# What is needed:
Scan the entries below and report only how many lines contain "this".

Stored data:
>> BEGIN
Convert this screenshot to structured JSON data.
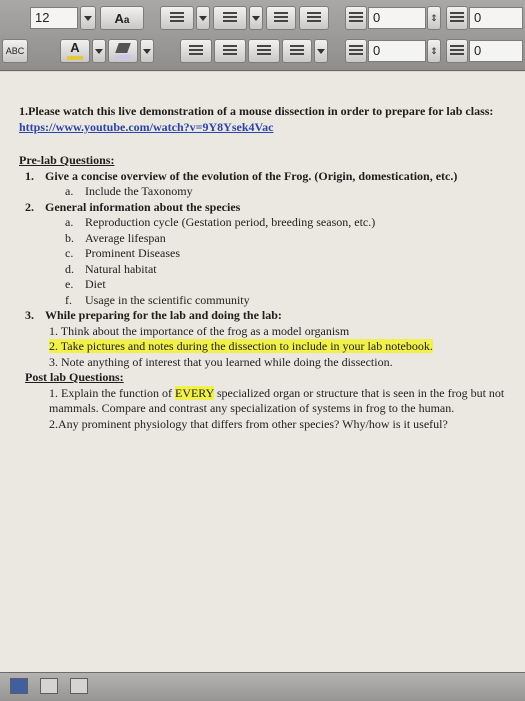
{
  "toolbar": {
    "font_size": "12",
    "font_size_options": [],
    "styles_icon": "text-styles-icon",
    "char_style_label": "ABC",
    "highlight_label": "A",
    "indent_left_value": "0",
    "indent_right_value": "0",
    "spacing_before_value": "0",
    "spacing_after_value": "0",
    "accent_color": "#e6c93a"
  },
  "document": {
    "intro_number": "1.",
    "intro_text": "Please watch this live demonstration of a mouse dissection in order to prepare for lab class: ",
    "intro_link": "https://www.youtube.com/watch?v=9Y8Ysek4Vac",
    "prelab_heading": "Pre-lab Questions:",
    "q1_num": "1.",
    "q1_text": "Give a concise overview of the evolution of the Frog. (Origin, domestication, etc.)",
    "q1a_num": "a.",
    "q1a_text": "Include the Taxonomy",
    "q2_num": "2.",
    "q2_text": "General information about the species",
    "q2_items": [
      {
        "num": "a.",
        "text": "Reproduction cycle (Gestation period, breeding season, etc.)"
      },
      {
        "num": "b.",
        "text": "Average lifespan"
      },
      {
        "num": "c.",
        "text": "Prominent Diseases"
      },
      {
        "num": "d.",
        "text": "Natural habitat"
      },
      {
        "num": "e.",
        "text": "Diet"
      },
      {
        "num": "f.",
        "text": "Usage in the scientific community"
      }
    ],
    "q3_num": "3.",
    "q3_text": "While preparing for the lab and doing the lab:",
    "q3_1": "1. Think about the importance of the frog as a model organism",
    "q3_2": "2. Take pictures and notes during the dissection to include in your lab notebook.",
    "q3_3": "3.  Note anything of interest that you learned while doing the dissection.",
    "postlab_heading": "Post lab Questions:",
    "post_1_pre": "1. Explain the function of ",
    "post_1_hl": "EVERY",
    "post_1_post": " specialized organ or structure that is seen in the frog but not mammals. Compare and contrast any specialization of systems in frog to the human.",
    "post_2": "2.Any prominent physiology that differs from other species? Why/how is it useful?"
  },
  "statusbar": {
    "view_icons": [
      "normal-view-icon",
      "layout-view-icon",
      "notebook-view-icon"
    ]
  }
}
>> END
# Answer to the problem:
2